Data records:
(begin)

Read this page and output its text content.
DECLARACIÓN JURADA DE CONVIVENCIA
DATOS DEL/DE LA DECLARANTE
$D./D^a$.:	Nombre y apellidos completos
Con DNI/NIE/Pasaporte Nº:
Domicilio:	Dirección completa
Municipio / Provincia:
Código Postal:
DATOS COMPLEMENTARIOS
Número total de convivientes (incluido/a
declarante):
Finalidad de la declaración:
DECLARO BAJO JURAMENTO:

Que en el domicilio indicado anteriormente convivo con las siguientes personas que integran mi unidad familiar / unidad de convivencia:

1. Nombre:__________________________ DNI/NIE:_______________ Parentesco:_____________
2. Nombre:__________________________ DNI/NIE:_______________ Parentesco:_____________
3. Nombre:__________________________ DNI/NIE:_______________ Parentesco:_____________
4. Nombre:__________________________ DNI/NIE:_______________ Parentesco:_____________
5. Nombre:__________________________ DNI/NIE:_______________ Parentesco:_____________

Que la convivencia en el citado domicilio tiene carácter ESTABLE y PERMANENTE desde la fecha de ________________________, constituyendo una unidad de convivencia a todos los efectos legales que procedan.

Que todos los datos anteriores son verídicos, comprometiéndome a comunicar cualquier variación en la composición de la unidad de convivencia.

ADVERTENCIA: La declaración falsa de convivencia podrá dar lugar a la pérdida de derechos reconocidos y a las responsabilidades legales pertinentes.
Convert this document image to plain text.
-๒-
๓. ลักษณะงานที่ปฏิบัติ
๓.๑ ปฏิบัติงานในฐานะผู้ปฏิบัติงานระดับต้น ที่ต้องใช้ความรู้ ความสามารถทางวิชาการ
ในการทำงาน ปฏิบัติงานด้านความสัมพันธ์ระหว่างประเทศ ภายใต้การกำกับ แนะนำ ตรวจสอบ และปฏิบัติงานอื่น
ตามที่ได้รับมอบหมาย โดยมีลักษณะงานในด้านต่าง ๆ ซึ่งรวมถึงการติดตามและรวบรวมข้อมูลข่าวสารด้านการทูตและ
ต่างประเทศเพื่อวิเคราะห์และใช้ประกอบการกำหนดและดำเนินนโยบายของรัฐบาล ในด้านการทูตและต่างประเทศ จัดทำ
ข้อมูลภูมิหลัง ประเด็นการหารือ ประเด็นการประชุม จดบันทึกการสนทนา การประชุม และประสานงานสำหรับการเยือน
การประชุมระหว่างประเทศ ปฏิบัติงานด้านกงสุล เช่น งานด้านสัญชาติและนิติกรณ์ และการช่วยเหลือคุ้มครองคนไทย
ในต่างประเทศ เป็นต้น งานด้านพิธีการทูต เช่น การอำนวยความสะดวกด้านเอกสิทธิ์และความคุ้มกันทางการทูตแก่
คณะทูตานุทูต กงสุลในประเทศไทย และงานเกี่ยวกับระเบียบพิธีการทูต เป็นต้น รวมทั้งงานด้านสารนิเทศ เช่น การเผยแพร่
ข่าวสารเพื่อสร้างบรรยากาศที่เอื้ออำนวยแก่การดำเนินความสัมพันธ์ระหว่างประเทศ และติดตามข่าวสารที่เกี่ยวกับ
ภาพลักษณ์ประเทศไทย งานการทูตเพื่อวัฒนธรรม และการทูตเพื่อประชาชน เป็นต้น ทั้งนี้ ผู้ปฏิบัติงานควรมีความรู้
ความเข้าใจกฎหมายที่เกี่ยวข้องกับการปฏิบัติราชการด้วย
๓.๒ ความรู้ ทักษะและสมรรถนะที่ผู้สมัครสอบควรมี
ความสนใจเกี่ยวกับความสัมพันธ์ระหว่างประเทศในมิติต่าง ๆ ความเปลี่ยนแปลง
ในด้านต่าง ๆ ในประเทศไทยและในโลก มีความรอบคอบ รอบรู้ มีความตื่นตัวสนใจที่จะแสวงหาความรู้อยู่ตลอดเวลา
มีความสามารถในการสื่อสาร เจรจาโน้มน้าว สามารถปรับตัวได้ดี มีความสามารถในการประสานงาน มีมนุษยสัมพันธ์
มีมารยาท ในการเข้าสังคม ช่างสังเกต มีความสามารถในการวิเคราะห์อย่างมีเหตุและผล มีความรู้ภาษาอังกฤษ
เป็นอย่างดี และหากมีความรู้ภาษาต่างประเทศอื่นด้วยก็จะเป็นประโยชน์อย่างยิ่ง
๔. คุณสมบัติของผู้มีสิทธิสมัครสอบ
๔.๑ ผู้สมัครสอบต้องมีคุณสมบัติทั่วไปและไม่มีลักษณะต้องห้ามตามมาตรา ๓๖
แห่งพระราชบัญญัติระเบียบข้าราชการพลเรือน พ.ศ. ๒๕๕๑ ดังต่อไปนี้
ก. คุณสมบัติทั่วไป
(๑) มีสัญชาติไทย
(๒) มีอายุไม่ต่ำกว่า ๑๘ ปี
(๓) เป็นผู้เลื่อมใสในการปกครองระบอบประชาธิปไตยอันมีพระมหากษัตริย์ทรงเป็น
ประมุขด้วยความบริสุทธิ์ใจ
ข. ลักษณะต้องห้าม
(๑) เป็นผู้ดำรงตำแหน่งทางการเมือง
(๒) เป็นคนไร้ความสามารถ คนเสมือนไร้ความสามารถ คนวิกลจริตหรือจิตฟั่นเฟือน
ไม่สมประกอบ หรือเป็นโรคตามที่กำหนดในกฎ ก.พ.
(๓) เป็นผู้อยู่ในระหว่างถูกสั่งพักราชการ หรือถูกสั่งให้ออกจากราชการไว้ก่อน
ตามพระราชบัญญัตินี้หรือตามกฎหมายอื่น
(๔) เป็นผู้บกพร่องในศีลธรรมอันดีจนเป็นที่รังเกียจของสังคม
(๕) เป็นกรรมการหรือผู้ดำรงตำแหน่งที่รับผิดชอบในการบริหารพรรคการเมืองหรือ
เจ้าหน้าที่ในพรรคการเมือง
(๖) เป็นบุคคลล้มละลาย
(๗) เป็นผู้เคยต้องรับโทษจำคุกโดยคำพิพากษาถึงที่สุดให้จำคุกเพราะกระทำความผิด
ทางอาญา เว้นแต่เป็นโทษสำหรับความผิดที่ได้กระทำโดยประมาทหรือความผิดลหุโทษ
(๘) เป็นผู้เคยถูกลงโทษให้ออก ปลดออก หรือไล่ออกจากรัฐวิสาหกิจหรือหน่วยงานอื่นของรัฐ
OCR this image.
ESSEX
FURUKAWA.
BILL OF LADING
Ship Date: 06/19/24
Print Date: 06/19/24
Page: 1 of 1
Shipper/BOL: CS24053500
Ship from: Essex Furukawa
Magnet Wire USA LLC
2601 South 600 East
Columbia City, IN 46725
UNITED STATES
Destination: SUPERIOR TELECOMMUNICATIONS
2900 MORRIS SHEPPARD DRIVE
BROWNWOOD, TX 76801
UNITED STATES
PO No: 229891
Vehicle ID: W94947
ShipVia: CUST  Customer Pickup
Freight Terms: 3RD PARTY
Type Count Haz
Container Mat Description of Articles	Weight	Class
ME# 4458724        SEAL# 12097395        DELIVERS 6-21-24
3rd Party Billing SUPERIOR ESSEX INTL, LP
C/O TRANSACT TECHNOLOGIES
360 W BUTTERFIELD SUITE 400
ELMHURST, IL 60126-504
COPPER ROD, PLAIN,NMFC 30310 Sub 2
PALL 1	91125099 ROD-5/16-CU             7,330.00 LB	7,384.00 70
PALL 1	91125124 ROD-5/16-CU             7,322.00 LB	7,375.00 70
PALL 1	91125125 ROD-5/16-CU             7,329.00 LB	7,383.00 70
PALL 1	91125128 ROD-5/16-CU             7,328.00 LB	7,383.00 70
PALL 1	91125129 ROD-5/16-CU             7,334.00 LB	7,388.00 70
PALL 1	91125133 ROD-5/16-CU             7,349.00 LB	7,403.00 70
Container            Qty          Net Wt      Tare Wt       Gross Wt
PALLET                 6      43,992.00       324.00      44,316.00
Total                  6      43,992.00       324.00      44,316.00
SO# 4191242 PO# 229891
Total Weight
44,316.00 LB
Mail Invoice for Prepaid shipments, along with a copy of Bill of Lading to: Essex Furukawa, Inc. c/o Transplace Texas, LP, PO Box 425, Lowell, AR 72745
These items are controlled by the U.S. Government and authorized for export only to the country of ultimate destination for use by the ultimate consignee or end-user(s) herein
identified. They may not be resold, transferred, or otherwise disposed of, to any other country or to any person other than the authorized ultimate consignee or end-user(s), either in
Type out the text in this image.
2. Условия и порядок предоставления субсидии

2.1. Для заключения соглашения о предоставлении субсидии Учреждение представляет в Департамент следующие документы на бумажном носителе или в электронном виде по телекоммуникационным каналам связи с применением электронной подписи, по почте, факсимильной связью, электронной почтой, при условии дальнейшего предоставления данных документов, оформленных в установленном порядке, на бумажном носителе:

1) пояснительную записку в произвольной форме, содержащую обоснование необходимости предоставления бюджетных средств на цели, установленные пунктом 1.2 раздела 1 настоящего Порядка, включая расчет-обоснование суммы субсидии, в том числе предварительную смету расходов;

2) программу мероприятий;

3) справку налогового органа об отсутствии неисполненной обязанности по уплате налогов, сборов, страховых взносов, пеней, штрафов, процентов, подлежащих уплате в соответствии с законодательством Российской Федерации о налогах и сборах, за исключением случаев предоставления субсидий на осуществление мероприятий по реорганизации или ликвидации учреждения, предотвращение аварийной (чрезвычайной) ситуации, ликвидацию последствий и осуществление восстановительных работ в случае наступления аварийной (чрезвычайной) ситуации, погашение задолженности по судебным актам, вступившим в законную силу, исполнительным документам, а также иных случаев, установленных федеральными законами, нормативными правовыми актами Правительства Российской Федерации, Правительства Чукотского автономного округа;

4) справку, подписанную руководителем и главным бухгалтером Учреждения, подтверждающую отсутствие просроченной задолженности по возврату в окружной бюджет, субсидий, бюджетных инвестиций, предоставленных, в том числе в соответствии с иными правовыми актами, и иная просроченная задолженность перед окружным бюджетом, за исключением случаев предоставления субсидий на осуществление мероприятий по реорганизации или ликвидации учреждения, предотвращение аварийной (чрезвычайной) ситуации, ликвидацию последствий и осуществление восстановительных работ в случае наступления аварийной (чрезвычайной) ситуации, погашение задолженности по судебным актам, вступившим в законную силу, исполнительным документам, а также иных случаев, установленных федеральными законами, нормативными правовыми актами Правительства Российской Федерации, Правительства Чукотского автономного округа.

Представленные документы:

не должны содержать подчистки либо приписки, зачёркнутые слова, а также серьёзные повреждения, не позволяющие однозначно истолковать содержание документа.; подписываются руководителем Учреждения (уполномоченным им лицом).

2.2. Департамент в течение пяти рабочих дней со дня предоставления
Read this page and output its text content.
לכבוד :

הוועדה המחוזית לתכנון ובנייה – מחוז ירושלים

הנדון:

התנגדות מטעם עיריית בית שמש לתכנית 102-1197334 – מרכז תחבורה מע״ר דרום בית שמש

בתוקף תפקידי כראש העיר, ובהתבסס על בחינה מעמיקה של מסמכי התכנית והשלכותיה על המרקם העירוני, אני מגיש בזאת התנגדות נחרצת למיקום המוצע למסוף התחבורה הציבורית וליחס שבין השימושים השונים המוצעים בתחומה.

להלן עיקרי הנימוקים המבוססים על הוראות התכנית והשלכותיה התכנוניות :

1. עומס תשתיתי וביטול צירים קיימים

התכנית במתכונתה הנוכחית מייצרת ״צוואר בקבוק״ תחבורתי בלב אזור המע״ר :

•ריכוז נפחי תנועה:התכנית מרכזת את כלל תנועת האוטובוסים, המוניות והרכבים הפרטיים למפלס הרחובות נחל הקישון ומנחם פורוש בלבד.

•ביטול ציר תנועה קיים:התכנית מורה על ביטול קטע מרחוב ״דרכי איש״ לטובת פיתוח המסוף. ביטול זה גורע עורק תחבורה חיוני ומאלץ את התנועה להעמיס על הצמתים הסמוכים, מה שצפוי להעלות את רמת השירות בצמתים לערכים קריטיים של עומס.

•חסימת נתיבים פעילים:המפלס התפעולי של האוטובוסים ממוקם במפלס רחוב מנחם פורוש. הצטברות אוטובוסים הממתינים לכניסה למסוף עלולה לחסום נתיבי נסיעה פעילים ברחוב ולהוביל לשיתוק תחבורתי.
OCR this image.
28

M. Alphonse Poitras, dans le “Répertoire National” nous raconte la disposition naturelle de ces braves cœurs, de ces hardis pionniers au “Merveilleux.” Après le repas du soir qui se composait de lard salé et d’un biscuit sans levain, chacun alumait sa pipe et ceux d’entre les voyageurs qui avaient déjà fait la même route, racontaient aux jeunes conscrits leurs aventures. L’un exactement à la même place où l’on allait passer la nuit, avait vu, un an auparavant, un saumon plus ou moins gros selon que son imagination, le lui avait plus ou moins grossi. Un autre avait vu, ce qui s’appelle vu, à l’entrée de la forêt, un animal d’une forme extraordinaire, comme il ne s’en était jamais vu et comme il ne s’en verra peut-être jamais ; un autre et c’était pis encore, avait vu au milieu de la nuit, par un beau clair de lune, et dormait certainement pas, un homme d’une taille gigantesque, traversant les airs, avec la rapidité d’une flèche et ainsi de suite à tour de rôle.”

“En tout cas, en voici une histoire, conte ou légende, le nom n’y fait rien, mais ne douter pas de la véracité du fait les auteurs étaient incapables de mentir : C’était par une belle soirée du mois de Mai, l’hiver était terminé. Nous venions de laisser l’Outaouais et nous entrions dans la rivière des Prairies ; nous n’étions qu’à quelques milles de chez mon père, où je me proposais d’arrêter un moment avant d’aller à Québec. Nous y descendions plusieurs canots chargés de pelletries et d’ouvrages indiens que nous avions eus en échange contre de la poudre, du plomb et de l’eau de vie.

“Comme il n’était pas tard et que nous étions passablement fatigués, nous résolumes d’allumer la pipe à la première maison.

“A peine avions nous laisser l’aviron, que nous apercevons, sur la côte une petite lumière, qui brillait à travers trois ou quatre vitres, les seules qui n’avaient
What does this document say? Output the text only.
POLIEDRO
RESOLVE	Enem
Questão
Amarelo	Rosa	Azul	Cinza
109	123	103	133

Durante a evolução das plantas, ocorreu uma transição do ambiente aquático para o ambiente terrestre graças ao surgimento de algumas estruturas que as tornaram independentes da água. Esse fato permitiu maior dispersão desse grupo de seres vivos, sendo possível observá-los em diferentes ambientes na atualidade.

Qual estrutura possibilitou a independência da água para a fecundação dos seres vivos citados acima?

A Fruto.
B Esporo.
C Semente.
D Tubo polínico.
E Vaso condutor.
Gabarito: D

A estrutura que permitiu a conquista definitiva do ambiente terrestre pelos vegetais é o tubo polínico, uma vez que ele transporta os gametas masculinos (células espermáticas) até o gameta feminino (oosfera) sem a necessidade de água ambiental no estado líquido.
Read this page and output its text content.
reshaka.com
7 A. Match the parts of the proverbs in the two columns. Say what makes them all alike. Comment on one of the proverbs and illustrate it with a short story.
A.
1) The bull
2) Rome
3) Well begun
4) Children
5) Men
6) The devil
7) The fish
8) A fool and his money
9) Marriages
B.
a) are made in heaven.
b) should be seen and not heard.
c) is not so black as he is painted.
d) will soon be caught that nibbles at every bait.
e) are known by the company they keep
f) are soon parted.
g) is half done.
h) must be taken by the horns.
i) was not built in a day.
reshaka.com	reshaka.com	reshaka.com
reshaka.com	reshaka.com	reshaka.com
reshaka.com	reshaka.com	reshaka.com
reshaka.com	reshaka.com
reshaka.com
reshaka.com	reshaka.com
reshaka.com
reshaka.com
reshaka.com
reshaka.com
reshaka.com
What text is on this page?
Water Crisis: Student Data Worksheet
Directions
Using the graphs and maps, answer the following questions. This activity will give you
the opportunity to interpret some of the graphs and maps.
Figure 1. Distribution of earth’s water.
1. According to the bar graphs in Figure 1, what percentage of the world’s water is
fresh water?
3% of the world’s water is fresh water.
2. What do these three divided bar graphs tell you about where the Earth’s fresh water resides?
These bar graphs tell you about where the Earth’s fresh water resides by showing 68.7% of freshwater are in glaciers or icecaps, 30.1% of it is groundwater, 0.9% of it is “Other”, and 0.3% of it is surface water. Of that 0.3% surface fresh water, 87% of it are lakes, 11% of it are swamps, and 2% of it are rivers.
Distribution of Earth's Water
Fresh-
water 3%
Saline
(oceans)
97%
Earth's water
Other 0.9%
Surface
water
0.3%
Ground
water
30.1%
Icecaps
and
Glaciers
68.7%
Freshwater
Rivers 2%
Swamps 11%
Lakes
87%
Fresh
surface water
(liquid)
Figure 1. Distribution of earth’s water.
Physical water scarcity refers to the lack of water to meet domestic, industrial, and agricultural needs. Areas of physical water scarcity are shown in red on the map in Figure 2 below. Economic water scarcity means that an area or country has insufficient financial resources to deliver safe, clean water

(end)

Reply with the number of lines in the data that include the string "התנגדות" and nothing else.

2